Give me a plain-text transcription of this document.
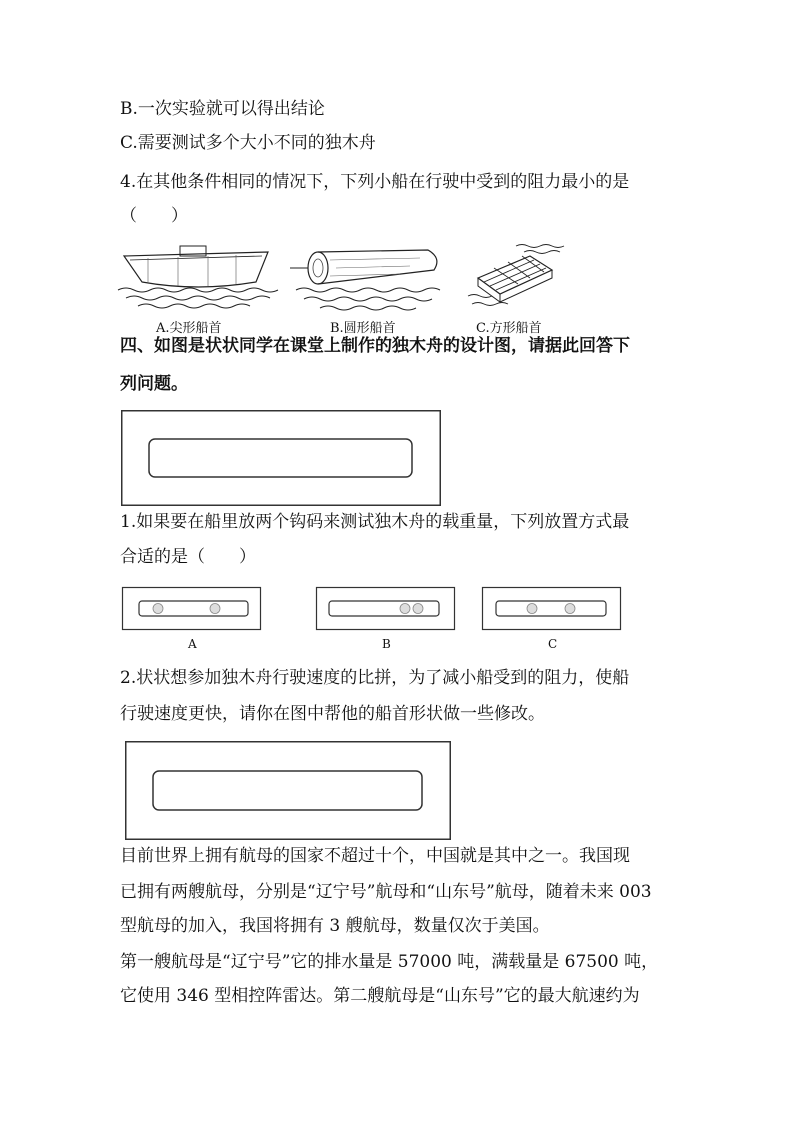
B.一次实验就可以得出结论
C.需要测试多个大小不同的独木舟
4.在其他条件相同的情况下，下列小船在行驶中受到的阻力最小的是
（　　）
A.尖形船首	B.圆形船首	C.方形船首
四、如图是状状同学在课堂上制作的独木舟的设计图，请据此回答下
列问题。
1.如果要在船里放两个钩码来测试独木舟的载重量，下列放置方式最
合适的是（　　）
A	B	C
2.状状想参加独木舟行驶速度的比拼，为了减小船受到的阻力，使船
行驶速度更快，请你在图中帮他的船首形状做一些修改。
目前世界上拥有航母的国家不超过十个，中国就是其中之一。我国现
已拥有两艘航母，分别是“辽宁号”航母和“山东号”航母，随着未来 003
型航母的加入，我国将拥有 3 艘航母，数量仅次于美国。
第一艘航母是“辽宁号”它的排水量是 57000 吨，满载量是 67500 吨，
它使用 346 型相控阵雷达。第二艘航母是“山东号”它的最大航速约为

## STATED TASK
Copy all the lines of data exactly as they appear, dropping any images.

## REPLY TO THE EXERCISE
Give me a plain-text transcription of this document.
B.一次实验就可以得出结论
C.需要测试多个大小不同的独木舟
4.在其他条件相同的情况下，下列小船在行驶中受到的阻力最小的是
（　　）
A.尖形船首	B.圆形船首	C.方形船首
四、如图是状状同学在课堂上制作的独木舟的设计图，请据此回答下
列问题。
1.如果要在船里放两个钩码来测试独木舟的载重量，下列放置方式最
合适的是（　　）
A	B	C
2.状状想参加独木舟行驶速度的比拼，为了减小船受到的阻力，使船
行驶速度更快，请你在图中帮他的船首形状做一些修改。
目前世界上拥有航母的国家不超过十个，中国就是其中之一。我国现
已拥有两艘航母，分别是“辽宁号”航母和“山东号”航母，随着未来 003
型航母的加入，我国将拥有 3 艘航母，数量仅次于美国。
第一艘航母是“辽宁号”它的排水量是 57000 吨，满载量是 67500 吨，
它使用 346 型相控阵雷达。第二艘航母是“山东号”它的最大航速约为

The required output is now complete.